== Data shown ==
=-=-=
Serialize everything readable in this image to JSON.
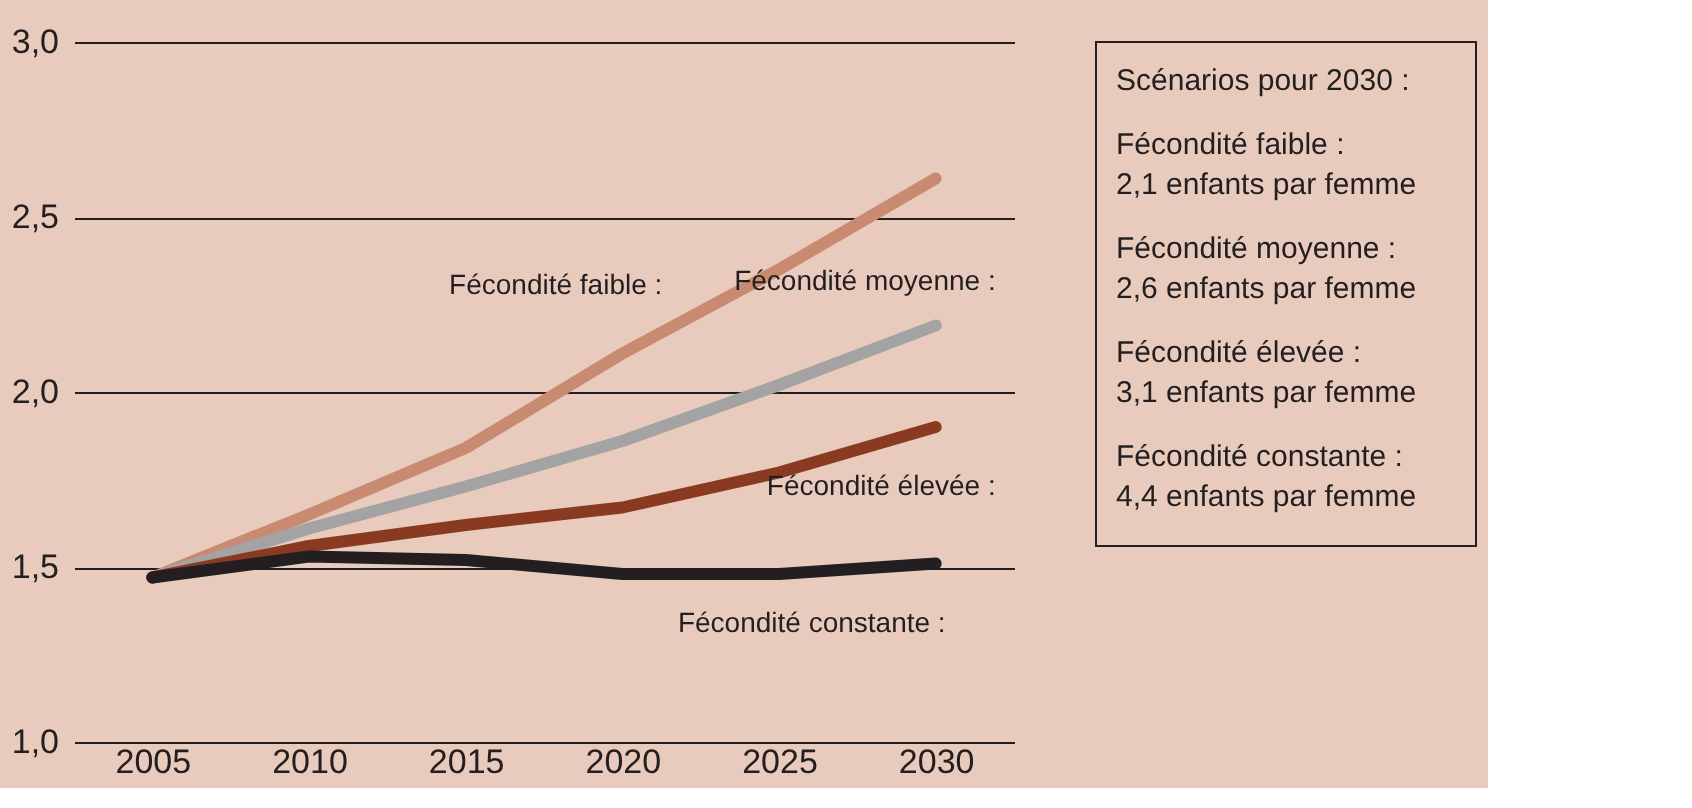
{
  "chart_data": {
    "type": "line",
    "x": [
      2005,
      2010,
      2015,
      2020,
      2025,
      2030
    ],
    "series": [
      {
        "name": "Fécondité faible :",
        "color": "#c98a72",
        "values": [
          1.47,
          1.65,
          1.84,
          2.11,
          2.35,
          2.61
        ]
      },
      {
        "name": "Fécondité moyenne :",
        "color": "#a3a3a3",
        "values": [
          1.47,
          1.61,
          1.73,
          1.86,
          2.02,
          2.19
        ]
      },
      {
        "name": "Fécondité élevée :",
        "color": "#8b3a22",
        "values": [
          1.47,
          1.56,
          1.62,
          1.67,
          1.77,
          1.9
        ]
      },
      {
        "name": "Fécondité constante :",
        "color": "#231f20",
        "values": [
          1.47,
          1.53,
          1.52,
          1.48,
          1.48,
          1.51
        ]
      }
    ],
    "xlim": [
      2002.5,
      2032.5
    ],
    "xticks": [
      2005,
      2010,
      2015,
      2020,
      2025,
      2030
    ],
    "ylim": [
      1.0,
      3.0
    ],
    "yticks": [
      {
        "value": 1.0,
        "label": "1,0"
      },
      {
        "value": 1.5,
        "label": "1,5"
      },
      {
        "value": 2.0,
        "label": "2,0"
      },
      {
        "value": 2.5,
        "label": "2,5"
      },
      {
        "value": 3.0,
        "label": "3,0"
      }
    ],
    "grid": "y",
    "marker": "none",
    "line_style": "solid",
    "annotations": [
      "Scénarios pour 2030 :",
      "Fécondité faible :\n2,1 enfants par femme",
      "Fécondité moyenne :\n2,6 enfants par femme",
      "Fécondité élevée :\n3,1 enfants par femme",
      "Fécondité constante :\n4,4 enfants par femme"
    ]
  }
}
=-=-=
Your answer should be only a number: how many lines of the data above contain the string "label"?

5